SHORT EXERCISE — Filter the entries below, keeping every line that has the word "color".

DATA IN THIS EXERCISE —
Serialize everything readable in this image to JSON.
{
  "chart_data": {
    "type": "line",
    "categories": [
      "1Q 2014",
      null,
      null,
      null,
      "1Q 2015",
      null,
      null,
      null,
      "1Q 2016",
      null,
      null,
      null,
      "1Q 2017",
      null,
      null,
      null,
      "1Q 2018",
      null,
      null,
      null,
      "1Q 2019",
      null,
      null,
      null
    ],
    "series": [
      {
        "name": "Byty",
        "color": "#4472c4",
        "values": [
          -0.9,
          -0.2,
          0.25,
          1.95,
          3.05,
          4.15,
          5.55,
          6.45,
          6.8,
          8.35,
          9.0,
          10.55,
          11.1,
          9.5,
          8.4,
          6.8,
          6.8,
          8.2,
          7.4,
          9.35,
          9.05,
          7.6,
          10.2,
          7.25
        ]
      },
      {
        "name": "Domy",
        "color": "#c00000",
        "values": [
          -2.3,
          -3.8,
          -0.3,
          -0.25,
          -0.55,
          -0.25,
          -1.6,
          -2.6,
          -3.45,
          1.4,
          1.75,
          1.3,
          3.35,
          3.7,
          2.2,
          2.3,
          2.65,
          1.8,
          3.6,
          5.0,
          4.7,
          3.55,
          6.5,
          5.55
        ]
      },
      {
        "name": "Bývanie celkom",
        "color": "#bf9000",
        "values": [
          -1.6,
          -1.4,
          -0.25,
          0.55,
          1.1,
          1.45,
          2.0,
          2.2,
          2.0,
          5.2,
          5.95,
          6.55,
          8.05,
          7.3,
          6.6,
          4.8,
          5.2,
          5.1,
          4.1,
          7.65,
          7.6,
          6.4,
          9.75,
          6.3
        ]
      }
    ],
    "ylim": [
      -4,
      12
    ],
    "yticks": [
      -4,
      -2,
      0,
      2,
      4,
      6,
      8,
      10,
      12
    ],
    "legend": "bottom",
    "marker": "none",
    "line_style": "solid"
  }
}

REPLY —
        "color": "#4472c4",
        "color": "#c00000",
        "color": "#bf9000",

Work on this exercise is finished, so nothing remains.